* _WHAT IS EXPECTED_:
Collect all the lines that mention the word "upper".

[Data entries]
------------

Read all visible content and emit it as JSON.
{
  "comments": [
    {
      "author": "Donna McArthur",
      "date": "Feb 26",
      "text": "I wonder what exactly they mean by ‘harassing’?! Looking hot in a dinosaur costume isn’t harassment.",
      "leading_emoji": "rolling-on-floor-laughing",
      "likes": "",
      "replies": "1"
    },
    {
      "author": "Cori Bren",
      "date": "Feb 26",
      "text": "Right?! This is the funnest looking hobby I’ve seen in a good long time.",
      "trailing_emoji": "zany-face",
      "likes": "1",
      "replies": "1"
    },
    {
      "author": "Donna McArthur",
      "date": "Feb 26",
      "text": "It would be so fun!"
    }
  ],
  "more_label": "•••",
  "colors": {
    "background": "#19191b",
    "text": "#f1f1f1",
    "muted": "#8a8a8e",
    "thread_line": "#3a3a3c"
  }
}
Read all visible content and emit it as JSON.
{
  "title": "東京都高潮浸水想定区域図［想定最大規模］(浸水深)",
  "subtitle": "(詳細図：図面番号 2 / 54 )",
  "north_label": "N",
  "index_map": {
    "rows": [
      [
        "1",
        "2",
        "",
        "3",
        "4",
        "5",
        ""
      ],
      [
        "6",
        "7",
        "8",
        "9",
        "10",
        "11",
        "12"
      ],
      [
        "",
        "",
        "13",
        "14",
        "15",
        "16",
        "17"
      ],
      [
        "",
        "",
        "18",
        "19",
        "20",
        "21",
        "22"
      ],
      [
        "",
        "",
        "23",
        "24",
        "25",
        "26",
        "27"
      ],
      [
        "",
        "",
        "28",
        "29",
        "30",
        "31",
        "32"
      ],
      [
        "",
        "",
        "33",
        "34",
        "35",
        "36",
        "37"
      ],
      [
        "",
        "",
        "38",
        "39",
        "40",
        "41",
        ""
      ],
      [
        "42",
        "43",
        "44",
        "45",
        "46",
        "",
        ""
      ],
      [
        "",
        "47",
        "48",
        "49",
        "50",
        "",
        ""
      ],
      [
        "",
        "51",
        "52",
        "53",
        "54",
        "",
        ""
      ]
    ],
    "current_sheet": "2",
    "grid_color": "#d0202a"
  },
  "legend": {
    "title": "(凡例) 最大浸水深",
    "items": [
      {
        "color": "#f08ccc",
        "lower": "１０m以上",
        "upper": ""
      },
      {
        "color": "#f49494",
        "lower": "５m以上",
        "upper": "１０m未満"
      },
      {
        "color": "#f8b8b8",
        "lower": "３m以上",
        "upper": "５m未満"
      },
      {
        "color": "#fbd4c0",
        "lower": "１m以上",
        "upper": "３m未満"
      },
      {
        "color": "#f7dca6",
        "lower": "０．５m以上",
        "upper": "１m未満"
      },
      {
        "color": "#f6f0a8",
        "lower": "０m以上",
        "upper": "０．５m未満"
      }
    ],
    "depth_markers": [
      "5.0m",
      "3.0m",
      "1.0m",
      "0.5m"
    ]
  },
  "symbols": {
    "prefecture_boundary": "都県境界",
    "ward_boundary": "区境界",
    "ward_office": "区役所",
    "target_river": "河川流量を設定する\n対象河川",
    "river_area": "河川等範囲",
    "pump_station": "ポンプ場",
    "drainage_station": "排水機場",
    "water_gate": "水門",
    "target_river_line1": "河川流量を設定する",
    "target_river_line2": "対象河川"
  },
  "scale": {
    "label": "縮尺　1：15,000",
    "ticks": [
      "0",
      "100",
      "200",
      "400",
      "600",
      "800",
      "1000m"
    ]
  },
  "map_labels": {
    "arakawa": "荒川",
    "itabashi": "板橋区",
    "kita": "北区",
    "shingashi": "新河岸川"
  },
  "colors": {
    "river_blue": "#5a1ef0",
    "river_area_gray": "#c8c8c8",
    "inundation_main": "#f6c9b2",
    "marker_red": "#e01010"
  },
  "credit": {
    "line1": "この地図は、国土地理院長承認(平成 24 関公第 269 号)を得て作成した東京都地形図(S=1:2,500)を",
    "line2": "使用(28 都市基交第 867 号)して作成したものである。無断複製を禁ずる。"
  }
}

------------

* _THE COMPLETED TASK_:
        "upper": ""
        "upper": "１０m未満"
        "upper": "５m未満"
        "upper": "３m未満"
        "upper": "１m未満"
        "upper": "０．５m未満"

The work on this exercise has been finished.